GIVEN INSTRUCTION — Wherever "JSON" appears in a line, copy that line.

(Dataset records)
-*-

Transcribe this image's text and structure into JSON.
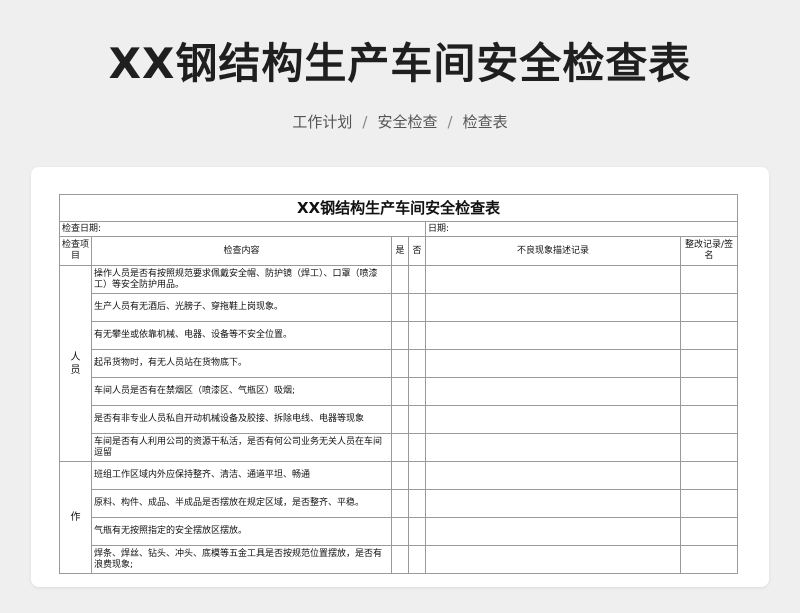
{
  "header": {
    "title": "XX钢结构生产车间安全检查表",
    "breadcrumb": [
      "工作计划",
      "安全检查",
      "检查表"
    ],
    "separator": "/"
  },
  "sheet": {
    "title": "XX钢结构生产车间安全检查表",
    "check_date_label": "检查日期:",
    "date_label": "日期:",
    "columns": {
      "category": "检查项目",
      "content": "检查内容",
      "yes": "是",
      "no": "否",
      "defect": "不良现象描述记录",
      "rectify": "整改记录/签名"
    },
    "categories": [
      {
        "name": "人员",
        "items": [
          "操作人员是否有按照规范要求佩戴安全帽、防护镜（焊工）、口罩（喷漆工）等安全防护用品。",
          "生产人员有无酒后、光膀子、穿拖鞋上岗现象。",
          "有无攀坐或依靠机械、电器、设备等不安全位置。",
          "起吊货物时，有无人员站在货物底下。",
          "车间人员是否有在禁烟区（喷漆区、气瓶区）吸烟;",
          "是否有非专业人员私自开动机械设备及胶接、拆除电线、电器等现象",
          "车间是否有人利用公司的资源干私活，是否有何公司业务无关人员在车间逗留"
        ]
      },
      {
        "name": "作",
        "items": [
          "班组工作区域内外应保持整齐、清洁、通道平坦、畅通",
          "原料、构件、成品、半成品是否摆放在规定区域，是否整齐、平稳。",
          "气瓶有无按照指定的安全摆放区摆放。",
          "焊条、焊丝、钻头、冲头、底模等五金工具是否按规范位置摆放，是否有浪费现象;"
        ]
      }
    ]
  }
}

-*-

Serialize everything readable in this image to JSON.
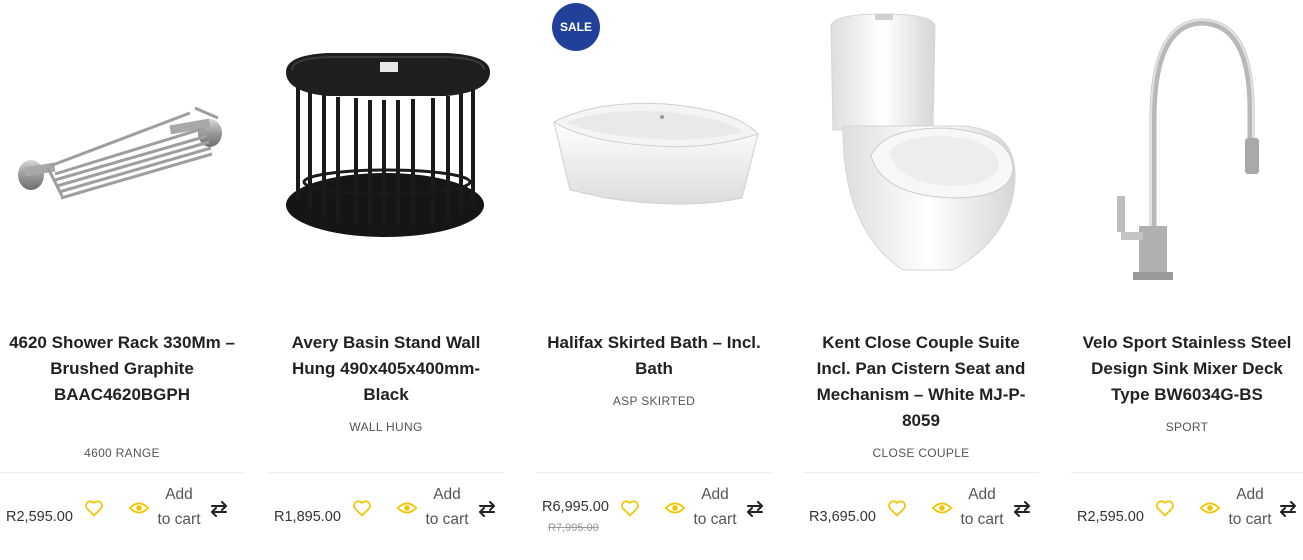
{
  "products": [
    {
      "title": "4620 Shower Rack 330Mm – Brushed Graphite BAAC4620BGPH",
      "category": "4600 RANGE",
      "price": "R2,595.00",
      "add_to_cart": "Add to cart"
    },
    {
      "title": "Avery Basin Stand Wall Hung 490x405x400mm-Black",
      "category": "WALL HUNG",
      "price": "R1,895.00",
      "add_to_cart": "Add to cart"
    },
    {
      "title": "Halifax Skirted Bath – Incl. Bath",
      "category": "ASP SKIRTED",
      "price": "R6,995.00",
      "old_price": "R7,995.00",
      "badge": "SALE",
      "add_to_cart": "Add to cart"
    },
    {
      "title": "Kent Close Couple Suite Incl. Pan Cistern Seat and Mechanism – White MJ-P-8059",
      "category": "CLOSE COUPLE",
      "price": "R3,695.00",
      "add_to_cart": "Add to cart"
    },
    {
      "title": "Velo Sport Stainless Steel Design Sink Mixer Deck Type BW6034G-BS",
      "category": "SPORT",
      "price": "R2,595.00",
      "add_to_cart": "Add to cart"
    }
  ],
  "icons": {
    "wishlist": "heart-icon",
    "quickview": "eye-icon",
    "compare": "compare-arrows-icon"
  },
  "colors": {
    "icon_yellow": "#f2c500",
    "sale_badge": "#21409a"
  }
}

-*-

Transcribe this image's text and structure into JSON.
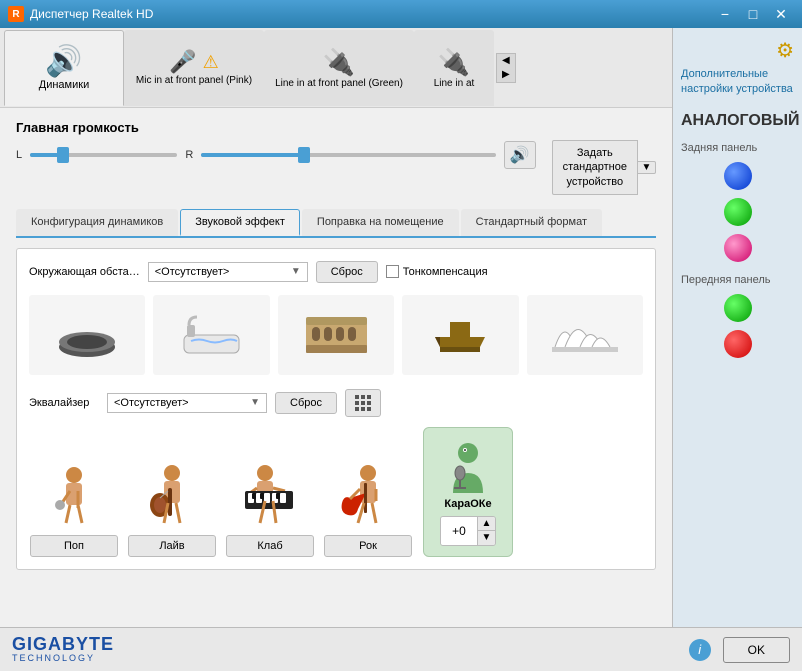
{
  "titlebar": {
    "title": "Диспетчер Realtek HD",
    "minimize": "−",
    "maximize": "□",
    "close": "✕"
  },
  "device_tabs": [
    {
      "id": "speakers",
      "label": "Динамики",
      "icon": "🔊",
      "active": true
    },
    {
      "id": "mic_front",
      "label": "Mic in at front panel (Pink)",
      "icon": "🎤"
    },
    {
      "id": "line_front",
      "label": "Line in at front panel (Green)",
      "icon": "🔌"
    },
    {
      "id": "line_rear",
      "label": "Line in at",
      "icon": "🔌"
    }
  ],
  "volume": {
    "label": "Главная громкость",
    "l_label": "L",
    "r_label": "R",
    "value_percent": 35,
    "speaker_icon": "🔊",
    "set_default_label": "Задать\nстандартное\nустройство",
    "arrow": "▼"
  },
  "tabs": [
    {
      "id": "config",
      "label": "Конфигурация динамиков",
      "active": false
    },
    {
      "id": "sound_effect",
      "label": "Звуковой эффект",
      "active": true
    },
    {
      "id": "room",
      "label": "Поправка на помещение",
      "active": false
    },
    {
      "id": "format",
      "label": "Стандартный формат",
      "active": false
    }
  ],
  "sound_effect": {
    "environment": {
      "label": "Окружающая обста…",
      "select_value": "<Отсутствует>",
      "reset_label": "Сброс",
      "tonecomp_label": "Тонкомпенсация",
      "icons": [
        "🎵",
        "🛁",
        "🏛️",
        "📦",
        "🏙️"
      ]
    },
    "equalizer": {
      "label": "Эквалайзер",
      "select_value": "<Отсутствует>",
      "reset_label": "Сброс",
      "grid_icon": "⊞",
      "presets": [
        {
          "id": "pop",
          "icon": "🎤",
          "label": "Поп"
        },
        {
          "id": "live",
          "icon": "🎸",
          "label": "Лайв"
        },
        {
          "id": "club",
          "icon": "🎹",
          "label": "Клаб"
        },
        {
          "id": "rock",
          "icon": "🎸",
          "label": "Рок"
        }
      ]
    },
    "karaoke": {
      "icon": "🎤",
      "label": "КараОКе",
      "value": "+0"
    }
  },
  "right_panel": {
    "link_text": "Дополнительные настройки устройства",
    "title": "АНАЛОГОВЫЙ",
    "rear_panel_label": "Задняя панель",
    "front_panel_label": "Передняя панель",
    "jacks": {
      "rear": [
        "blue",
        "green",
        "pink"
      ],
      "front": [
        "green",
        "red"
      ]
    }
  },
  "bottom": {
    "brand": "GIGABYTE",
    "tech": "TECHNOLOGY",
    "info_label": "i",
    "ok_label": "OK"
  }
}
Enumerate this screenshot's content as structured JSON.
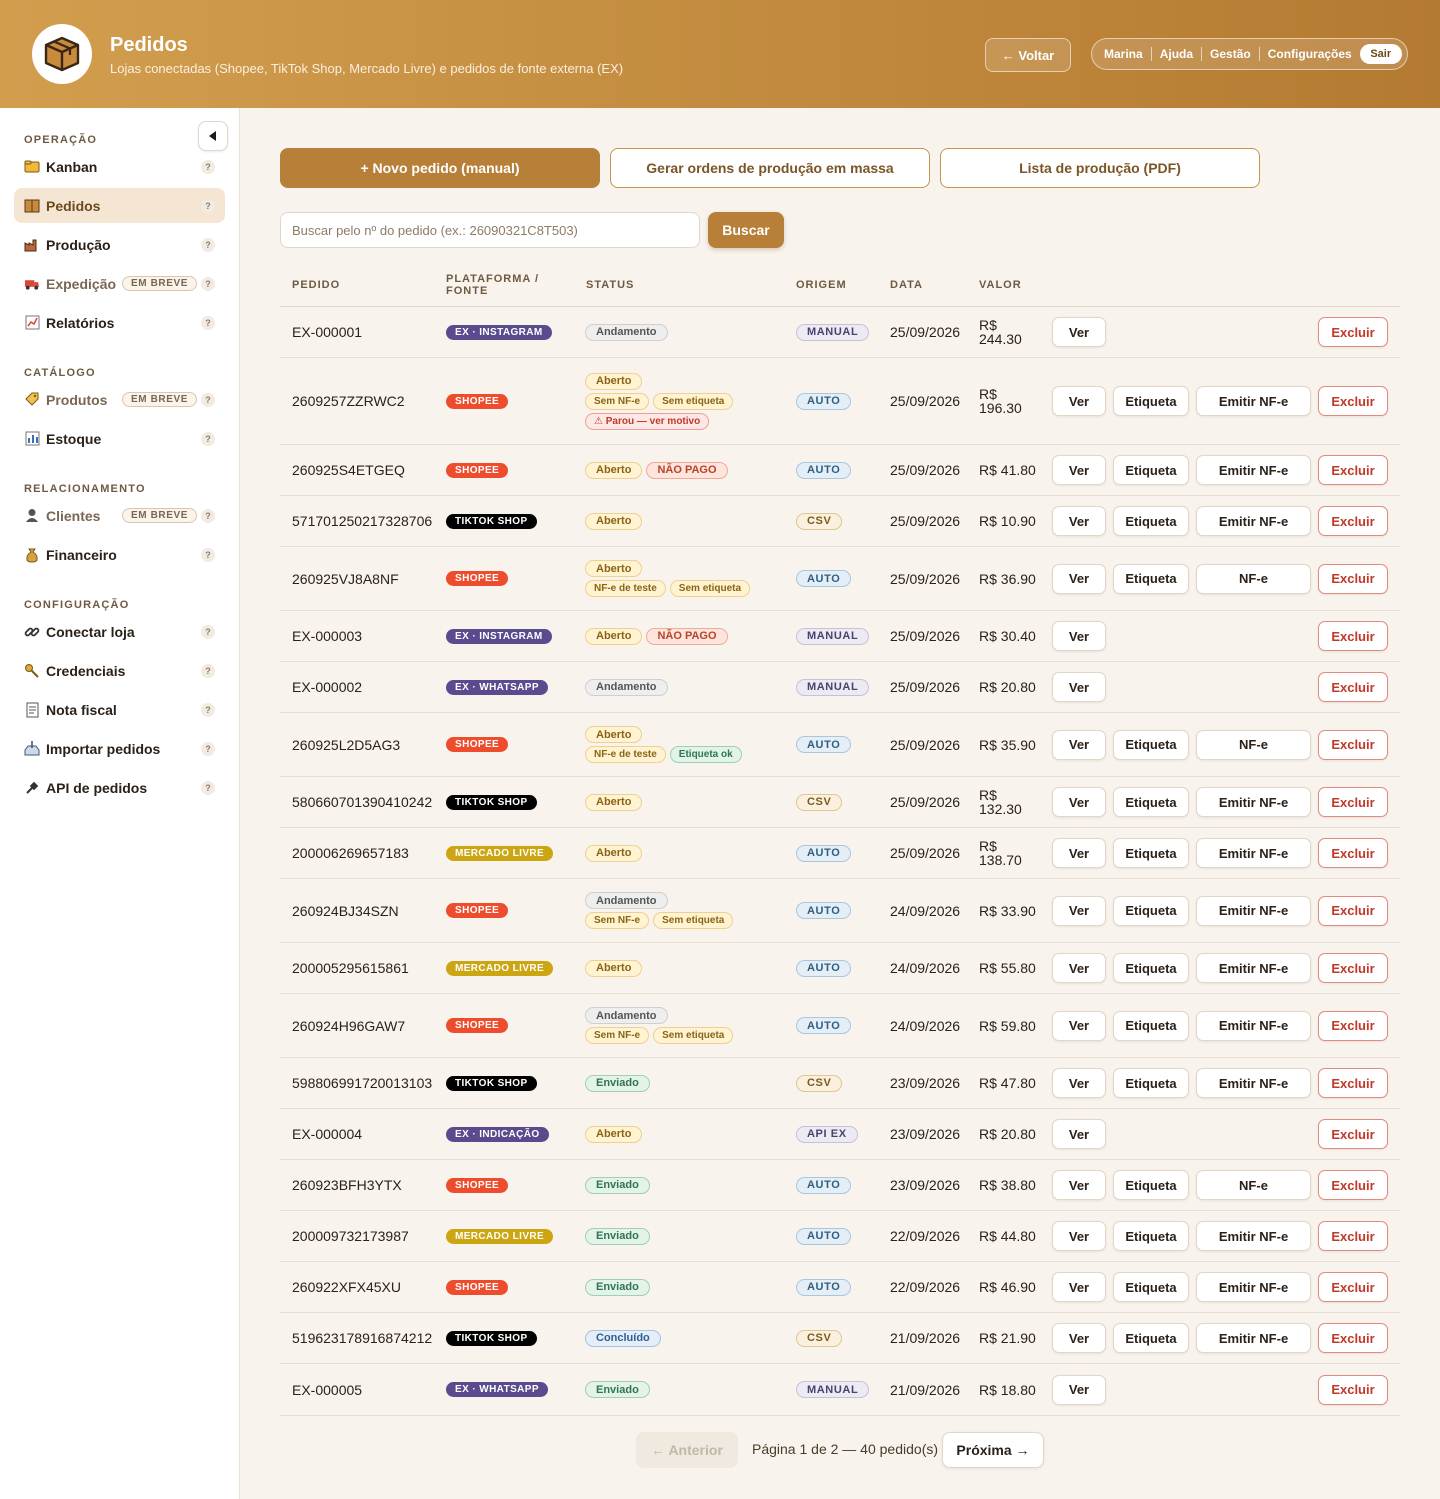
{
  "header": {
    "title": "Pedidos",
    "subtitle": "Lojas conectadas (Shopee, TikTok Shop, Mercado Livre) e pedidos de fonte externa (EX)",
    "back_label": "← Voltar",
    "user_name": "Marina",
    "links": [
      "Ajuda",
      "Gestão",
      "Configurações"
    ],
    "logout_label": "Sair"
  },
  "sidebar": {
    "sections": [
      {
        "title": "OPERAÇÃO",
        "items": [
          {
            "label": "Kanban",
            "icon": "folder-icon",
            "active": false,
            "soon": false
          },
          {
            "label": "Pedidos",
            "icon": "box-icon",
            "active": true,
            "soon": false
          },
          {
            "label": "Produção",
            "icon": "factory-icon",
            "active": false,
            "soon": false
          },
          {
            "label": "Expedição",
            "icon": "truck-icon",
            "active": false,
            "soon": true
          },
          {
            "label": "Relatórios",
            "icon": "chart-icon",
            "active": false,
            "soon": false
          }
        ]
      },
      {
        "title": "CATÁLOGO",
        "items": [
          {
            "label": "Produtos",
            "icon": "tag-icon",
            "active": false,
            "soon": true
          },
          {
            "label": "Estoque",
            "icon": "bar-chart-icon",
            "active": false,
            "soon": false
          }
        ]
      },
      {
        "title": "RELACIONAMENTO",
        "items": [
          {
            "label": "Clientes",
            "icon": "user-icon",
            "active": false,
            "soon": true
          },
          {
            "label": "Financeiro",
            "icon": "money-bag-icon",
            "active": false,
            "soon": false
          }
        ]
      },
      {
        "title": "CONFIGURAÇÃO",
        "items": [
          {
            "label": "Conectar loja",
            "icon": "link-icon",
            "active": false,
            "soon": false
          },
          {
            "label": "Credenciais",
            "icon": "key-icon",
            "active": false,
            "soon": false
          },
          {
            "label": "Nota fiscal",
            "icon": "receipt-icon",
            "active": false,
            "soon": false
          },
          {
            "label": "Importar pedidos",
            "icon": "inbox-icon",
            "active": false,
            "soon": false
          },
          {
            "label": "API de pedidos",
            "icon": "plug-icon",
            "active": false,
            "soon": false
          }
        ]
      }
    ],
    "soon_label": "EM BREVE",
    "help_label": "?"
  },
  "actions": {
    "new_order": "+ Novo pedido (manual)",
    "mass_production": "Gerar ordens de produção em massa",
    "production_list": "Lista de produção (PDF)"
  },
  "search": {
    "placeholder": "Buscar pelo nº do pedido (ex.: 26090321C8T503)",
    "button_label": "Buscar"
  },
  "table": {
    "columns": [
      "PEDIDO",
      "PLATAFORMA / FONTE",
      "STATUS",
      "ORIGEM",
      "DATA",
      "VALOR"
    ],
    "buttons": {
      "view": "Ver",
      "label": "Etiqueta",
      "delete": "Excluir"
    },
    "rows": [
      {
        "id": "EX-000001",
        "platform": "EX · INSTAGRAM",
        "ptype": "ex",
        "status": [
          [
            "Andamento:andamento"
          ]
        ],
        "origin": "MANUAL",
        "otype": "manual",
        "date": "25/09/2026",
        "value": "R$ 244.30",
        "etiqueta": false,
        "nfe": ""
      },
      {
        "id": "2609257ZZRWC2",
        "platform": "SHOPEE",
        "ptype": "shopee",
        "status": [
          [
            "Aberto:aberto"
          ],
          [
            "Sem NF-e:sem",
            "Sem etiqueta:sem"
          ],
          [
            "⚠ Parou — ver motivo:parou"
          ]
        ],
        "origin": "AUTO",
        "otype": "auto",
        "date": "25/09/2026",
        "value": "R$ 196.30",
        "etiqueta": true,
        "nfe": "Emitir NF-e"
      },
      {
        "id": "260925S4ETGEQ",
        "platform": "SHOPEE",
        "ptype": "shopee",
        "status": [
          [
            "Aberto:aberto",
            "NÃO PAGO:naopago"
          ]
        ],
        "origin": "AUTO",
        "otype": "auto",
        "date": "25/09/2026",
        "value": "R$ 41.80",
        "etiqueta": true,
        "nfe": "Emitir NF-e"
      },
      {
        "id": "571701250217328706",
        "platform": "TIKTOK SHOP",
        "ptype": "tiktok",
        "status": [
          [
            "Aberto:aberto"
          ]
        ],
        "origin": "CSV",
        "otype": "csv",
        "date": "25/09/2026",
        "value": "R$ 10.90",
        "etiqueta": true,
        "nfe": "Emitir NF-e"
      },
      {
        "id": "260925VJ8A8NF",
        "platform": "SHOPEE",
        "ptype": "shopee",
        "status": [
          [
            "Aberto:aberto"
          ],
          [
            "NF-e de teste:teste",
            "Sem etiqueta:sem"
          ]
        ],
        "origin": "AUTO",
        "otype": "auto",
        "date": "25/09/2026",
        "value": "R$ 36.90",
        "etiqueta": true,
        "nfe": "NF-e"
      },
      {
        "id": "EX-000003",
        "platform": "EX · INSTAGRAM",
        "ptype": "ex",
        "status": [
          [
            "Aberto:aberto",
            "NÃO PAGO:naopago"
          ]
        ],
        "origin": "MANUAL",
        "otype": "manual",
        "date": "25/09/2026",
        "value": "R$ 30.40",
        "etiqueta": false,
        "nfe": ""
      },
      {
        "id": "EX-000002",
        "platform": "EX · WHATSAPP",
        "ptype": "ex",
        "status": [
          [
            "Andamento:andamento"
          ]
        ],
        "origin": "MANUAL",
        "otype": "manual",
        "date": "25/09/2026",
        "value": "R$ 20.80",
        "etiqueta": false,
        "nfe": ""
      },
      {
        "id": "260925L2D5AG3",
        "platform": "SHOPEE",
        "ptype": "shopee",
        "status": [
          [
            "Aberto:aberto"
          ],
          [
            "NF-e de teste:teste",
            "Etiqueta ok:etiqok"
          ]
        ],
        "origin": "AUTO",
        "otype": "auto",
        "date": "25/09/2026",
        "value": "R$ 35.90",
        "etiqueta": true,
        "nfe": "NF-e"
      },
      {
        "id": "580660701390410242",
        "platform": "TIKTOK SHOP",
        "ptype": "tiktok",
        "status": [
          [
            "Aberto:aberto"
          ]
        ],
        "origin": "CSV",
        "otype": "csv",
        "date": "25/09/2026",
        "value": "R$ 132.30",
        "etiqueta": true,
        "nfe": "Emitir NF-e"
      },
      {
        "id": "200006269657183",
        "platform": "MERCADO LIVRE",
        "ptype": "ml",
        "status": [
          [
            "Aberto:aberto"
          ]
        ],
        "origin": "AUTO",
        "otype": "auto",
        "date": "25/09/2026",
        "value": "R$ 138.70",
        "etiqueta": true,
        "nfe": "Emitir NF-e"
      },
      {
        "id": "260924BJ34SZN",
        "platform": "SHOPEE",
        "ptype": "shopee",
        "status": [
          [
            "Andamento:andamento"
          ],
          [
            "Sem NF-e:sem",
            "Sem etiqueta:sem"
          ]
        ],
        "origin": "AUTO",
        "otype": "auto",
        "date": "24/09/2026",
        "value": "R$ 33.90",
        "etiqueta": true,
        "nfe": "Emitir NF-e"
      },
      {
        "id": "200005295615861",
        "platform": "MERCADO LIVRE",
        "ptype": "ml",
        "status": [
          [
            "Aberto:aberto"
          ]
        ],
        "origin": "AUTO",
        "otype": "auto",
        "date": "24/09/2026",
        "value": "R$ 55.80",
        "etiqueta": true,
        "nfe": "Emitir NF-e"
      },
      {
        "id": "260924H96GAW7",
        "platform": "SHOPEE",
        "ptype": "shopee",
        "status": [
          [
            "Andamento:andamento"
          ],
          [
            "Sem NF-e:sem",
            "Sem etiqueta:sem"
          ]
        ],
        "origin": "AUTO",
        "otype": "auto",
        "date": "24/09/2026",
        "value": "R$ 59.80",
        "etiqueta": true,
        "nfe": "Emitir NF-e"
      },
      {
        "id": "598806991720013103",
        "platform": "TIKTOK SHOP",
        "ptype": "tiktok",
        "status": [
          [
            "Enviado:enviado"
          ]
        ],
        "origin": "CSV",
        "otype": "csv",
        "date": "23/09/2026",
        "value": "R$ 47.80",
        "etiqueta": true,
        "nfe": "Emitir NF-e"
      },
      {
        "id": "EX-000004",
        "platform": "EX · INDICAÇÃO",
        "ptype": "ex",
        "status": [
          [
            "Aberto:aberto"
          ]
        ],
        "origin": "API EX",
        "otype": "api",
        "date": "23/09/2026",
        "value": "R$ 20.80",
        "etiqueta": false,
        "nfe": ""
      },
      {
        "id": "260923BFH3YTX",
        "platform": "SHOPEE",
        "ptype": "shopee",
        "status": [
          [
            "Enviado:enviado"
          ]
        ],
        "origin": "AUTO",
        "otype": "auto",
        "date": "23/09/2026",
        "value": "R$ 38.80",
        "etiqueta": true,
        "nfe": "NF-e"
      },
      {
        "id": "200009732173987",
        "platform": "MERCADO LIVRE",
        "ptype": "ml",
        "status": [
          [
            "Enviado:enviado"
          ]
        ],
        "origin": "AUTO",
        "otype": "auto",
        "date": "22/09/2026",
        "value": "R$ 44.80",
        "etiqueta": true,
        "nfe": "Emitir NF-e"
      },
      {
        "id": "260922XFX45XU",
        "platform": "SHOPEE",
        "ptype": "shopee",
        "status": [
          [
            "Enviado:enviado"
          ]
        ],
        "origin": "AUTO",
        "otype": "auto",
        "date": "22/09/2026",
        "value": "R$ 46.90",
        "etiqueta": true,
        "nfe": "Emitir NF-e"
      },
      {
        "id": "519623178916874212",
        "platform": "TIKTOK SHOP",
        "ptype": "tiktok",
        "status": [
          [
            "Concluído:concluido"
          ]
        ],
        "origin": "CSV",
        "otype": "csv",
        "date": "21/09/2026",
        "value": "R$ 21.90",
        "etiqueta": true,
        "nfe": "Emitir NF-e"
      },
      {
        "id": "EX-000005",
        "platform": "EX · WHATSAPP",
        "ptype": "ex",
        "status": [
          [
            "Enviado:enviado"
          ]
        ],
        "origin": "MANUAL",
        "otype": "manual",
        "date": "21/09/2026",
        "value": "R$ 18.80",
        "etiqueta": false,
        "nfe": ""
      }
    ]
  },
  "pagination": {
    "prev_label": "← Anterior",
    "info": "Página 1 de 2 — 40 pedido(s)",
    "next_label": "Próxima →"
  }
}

-*-

SOLUTION BELOW —
Transcribe this image's text and structure into JSON.
Serialize everything readable in this image to JSON.
Transcribe this image's text and structure into JSON.
Enumerate this screenshot's content as structured JSON.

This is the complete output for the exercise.